-- START --

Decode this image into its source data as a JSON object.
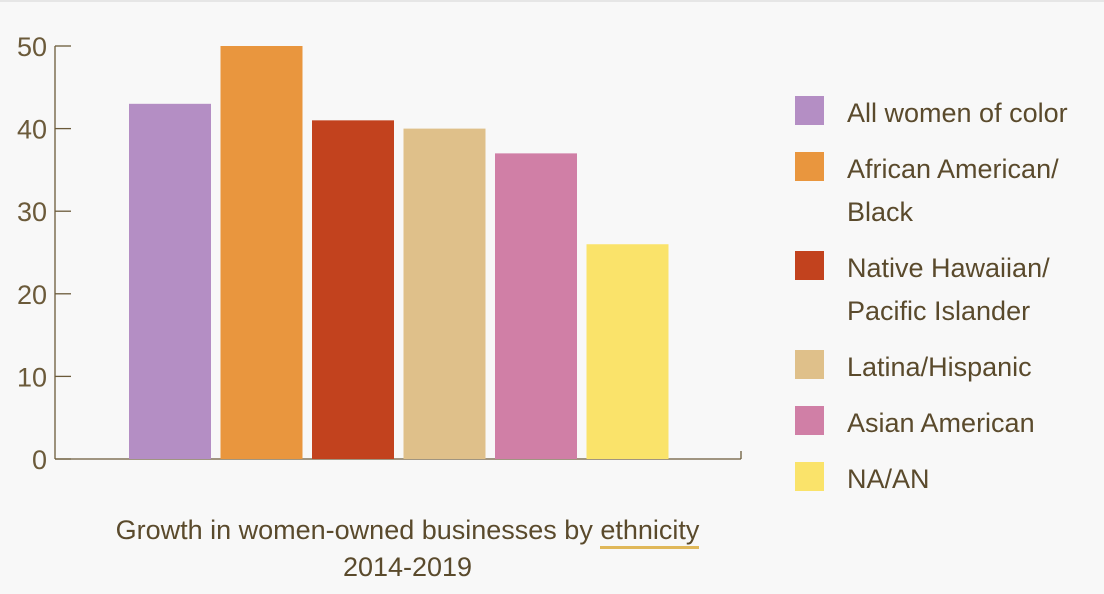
{
  "chart_data": {
    "type": "bar",
    "title": "Growth in women-owned businesses by ethnicity",
    "title_linked_word": "ethnicity",
    "subtitle": "2014-2019",
    "categories": [
      "All women of color",
      "African American/ Black",
      "Native Hawaiian/ Pacific Islander",
      "Latina/Hispanic",
      "Asian American",
      "NA/AN"
    ],
    "values": [
      43,
      50,
      41,
      40,
      37,
      26
    ],
    "colors": [
      "#b48ec4",
      "#e9963e",
      "#c2421e",
      "#dfc08a",
      "#d07fa6",
      "#fae36a"
    ],
    "ylim": [
      0,
      50
    ],
    "yticks": [
      0,
      10,
      20,
      30,
      40,
      50
    ],
    "grid": false,
    "legend_position": "right",
    "legend": [
      {
        "line1": "All women of color",
        "line2": ""
      },
      {
        "line1": "African American/",
        "line2": "Black"
      },
      {
        "line1": "Native Hawaiian/",
        "line2": "Pacific Islander"
      },
      {
        "line1": "Latina/Hispanic",
        "line2": ""
      },
      {
        "line1": "Asian American",
        "line2": ""
      },
      {
        "line1": "NA/AN",
        "line2": ""
      }
    ]
  }
}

-- END --

### INSTRUCTIONS TO FOLLOW
Pull out all lines containing the word "Islander" from the entries above.

### RESULT BELOW
      "Native Hawaiian/ Pacific Islander",
        "line2": "Pacific Islander"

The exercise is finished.